**Given exercise**: Records follow. Copy every line with "debtor".

(Dataset records)
◇ ◇ ◇ ◇

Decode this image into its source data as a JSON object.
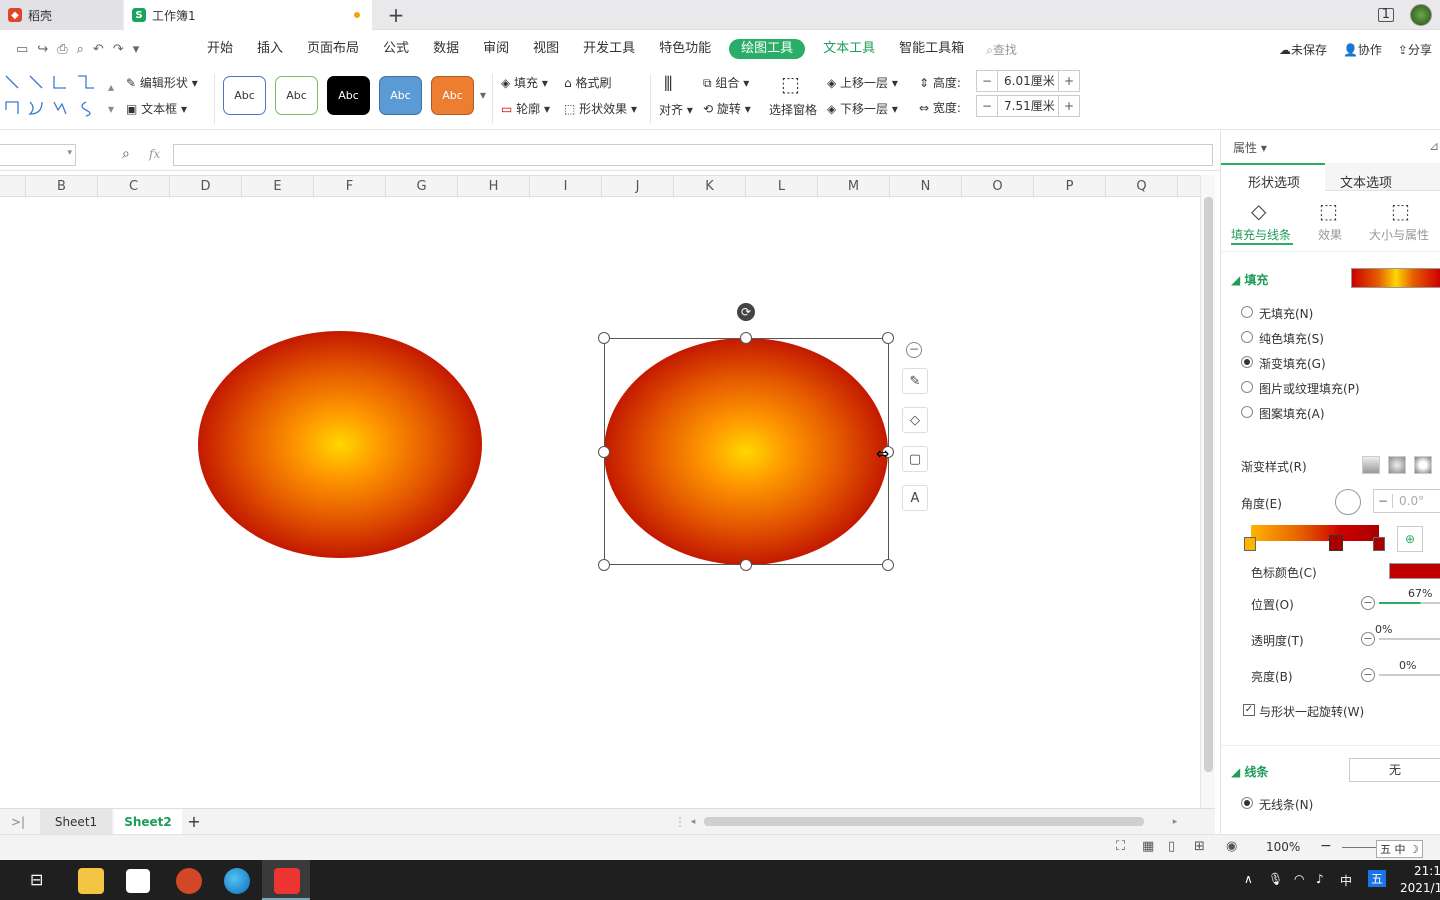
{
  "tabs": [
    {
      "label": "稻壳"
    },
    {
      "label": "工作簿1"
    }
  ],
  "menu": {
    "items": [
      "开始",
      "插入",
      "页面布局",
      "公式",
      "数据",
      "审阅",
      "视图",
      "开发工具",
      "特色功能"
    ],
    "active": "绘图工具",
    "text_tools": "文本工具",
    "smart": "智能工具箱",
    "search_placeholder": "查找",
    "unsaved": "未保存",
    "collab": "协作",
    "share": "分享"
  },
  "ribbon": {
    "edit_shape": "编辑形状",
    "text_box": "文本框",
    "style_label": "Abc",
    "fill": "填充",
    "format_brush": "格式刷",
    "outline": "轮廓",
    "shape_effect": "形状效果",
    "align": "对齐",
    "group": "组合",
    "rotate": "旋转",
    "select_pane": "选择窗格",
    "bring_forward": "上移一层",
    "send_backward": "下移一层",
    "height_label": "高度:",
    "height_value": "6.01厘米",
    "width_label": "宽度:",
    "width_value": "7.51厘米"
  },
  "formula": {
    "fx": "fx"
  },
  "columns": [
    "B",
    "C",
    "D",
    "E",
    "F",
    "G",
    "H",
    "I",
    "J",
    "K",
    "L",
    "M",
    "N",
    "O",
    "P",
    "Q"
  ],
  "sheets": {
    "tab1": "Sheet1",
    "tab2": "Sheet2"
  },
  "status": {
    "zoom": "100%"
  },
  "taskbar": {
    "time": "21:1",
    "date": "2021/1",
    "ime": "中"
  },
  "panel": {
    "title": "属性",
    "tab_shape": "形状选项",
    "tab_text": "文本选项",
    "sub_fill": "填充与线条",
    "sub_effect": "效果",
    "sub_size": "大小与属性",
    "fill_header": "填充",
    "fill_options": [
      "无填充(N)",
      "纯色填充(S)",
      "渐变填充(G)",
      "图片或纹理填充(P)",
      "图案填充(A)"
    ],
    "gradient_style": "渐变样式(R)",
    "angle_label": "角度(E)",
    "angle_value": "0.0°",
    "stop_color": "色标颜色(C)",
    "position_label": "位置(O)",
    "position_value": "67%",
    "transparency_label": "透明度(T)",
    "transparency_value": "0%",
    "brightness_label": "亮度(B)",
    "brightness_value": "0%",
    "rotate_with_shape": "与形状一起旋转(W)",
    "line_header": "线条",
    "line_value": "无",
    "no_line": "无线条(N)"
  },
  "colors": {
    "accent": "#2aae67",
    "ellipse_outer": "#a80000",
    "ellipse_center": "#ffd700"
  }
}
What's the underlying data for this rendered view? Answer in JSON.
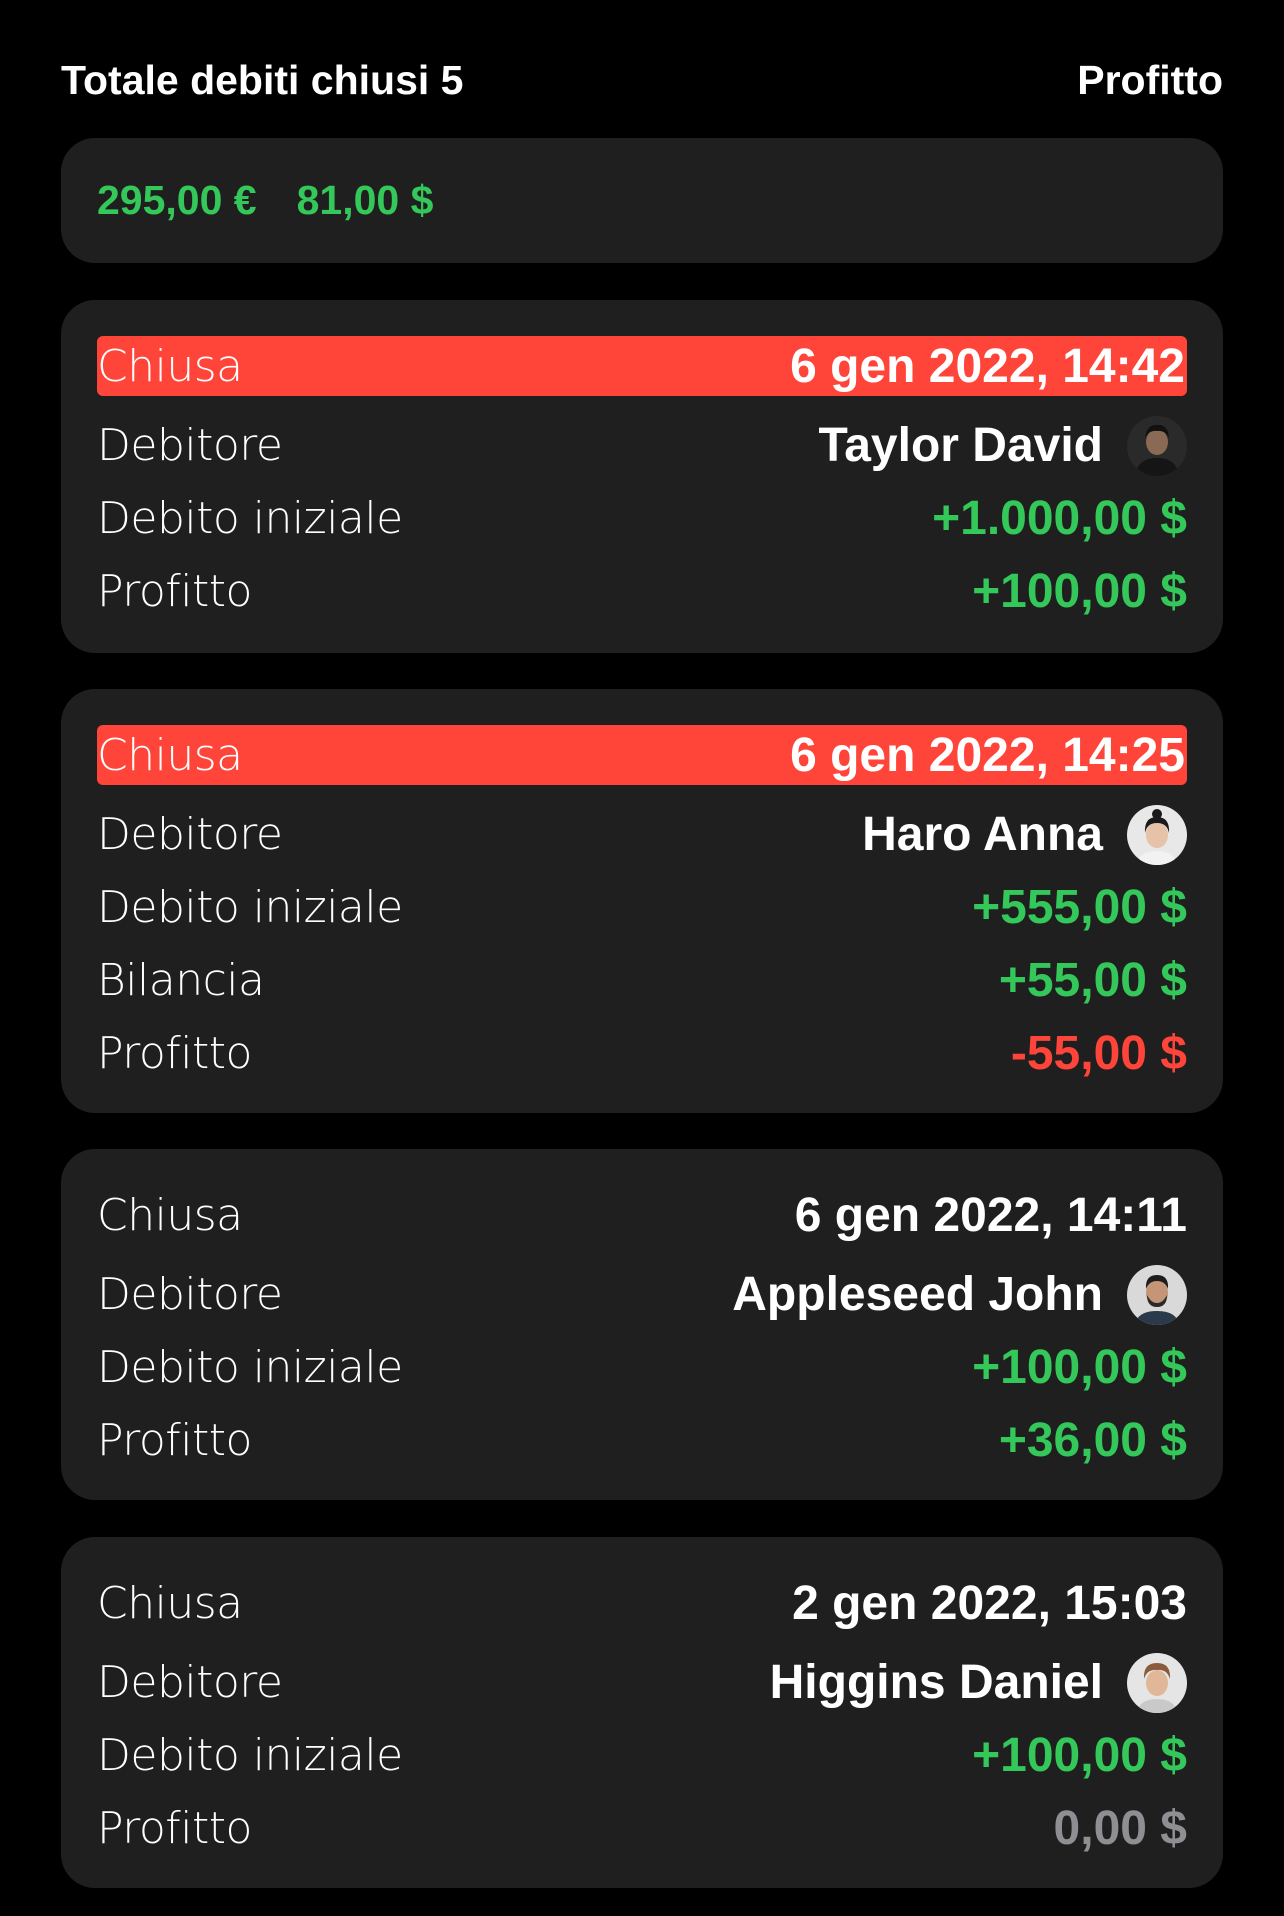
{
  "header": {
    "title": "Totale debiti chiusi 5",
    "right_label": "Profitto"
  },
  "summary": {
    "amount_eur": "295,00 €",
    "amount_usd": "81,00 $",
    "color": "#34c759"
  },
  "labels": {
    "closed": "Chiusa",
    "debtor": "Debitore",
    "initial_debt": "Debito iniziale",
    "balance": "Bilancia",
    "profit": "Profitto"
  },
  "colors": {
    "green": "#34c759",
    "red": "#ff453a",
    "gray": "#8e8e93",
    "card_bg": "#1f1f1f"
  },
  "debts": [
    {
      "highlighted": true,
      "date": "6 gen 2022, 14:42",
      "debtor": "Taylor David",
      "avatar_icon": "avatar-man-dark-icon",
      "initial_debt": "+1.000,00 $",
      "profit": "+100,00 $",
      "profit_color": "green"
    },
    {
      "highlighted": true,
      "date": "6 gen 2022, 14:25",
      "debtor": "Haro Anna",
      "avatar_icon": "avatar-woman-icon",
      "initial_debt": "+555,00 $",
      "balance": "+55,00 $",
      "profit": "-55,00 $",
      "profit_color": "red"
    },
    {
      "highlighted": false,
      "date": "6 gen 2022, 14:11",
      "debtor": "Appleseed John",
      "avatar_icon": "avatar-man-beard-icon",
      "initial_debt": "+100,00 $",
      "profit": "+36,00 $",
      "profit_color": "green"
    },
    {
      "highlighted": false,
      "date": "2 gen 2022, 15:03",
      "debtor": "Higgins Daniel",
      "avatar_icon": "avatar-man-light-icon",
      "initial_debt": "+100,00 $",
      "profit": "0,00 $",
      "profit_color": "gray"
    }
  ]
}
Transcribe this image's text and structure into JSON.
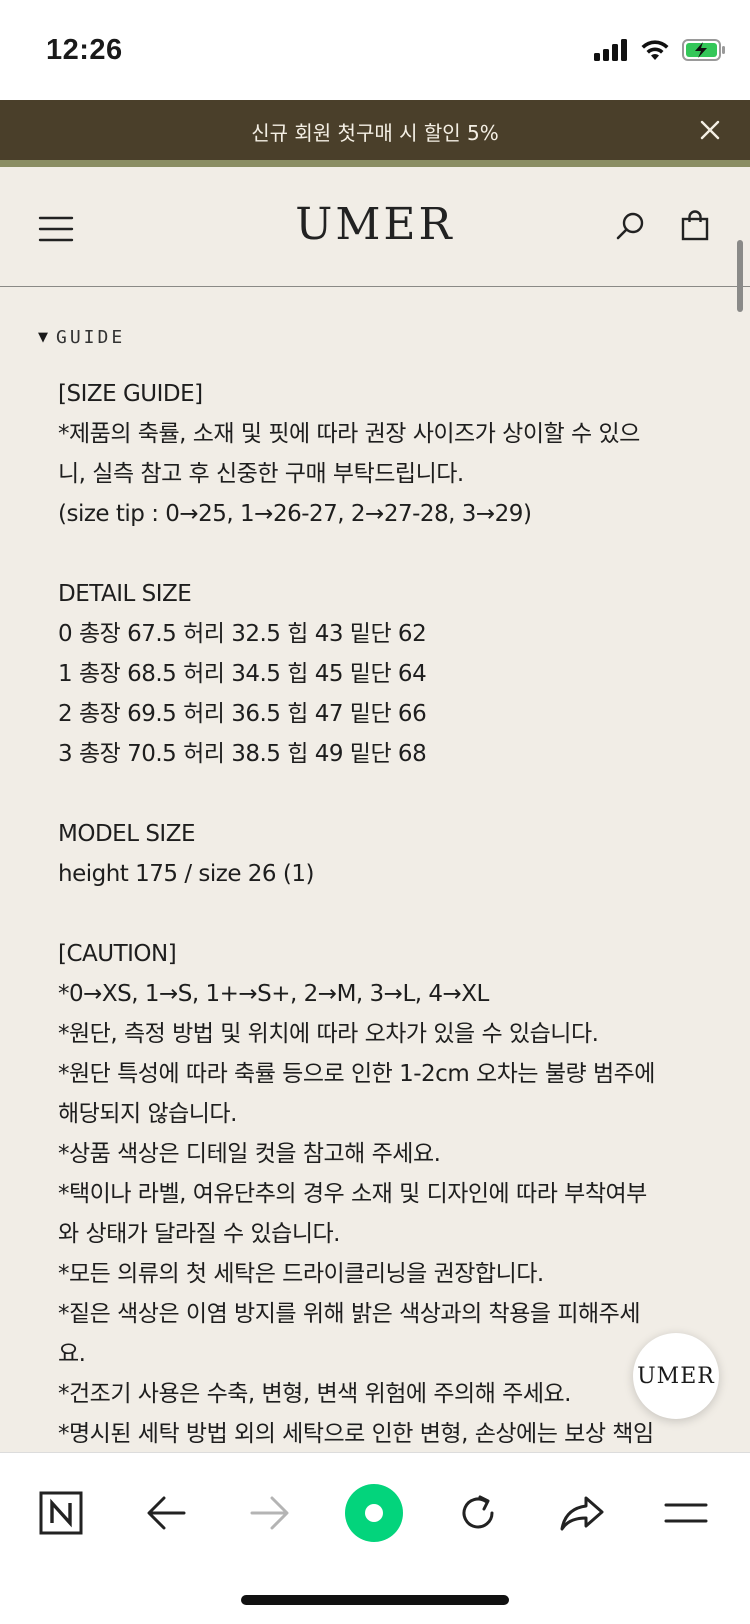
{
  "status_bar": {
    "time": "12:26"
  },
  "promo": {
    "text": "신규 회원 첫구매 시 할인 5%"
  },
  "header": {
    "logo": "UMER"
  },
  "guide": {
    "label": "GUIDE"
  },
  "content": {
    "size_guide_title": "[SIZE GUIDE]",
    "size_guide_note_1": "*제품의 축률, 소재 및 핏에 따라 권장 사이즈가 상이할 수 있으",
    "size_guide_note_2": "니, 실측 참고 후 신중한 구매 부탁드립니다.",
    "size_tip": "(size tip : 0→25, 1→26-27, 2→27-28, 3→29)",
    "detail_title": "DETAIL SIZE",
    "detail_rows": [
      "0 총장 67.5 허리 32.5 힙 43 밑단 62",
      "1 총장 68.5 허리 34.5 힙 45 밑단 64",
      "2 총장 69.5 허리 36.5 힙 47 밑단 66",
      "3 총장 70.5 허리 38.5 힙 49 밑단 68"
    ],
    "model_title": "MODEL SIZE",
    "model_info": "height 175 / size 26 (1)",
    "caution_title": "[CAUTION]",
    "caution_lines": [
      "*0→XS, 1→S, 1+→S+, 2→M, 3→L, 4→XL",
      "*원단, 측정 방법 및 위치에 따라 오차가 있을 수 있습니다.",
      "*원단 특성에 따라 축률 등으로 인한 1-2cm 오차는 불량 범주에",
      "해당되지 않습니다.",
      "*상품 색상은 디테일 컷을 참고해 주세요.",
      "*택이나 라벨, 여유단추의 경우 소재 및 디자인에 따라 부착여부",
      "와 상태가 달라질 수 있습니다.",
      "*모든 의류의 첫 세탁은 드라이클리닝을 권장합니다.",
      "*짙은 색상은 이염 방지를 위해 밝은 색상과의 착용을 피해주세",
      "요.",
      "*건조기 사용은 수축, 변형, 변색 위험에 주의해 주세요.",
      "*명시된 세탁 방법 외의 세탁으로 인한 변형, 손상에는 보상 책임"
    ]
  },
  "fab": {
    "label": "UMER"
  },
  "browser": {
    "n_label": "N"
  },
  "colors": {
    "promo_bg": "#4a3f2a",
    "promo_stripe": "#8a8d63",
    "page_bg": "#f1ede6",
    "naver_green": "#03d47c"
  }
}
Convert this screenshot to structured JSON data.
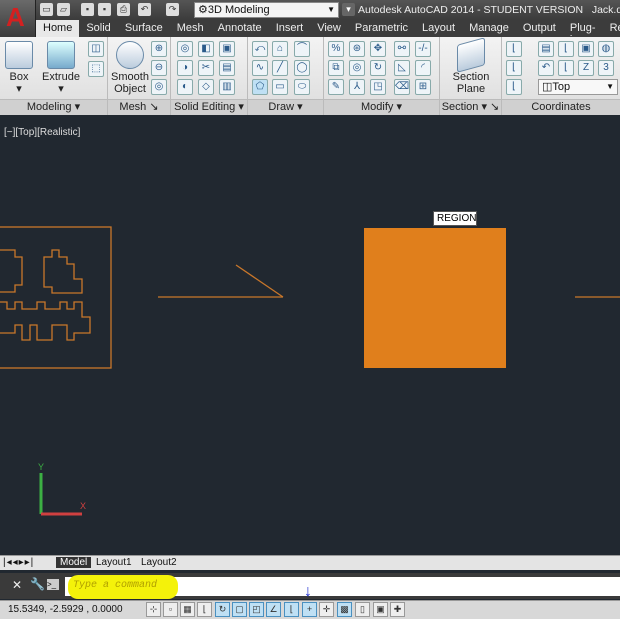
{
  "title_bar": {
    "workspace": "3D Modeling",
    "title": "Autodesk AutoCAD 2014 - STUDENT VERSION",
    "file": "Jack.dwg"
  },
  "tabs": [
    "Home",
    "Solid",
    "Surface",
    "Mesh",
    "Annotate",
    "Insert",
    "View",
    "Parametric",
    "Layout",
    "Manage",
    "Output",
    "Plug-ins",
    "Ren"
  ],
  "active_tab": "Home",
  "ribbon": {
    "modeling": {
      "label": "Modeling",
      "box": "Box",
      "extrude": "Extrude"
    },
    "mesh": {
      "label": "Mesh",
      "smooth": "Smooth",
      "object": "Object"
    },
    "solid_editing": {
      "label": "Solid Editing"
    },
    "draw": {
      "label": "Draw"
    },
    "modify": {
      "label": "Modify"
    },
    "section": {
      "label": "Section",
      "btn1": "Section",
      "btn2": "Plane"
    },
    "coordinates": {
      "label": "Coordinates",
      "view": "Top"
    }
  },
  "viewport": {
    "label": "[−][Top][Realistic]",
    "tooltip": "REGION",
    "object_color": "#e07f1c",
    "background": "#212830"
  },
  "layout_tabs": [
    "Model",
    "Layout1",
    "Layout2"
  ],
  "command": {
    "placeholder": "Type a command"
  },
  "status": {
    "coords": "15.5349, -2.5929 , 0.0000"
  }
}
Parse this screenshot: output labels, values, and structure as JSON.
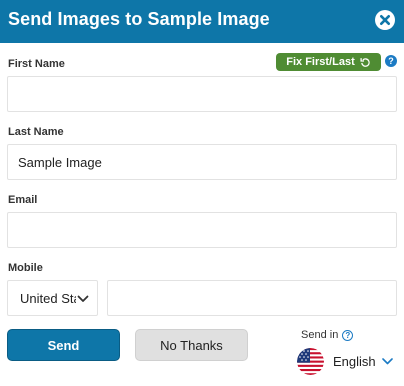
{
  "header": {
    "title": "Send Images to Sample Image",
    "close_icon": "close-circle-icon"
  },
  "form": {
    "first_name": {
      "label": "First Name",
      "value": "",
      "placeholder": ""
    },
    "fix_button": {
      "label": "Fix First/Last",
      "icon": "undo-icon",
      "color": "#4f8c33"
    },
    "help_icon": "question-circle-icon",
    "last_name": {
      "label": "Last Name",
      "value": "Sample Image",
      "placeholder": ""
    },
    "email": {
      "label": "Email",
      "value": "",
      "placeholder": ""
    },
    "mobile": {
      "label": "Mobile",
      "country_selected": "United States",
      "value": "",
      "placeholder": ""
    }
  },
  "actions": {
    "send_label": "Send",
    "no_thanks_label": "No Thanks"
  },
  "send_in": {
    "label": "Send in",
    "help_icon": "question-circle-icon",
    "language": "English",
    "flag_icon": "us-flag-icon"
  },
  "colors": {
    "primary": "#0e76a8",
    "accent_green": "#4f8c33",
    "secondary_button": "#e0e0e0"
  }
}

◇ ◇ ◇ ◇

**Solution to the problem**:
    "debtor": "Debitore",
      "debtor": "Taylor David",
      "debtor": "Haro Anna",
      "debtor": "Appleseed John",
      "debtor": "Higgins Daniel",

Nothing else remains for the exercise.